Every record here needs to be written out again exactly.

+--

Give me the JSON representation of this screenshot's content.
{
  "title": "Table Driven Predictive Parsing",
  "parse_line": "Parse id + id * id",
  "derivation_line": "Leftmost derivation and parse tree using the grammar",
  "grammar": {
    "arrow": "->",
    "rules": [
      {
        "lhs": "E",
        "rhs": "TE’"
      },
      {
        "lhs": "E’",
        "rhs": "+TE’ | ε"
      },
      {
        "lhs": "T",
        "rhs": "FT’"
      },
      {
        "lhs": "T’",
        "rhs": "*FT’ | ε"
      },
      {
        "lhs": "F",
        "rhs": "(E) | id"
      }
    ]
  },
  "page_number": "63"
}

+--

RESPONSE TO THE EXERCISE >>
Give me the JSON representation of this screenshot's content.
{
  "title": "Table Driven Predictive Parsing",
  "parse_line": "Parse id + id * id",
  "derivation_line": "Leftmost derivation and parse tree using the grammar",
  "grammar": {
    "arrow": "->",
    "rules": [
      {
        "lhs": "E",
        "rhs": "TE’"
      },
      {
        "lhs": "E’",
        "rhs": "+TE’ | ε"
      },
      {
        "lhs": "T",
        "rhs": "FT’"
      },
      {
        "lhs": "T’",
        "rhs": "*FT’ | ε"
      },
      {
        "lhs": "F",
        "rhs": "(E) | id"
      }
    ]
  },
  "page_number": "63"
}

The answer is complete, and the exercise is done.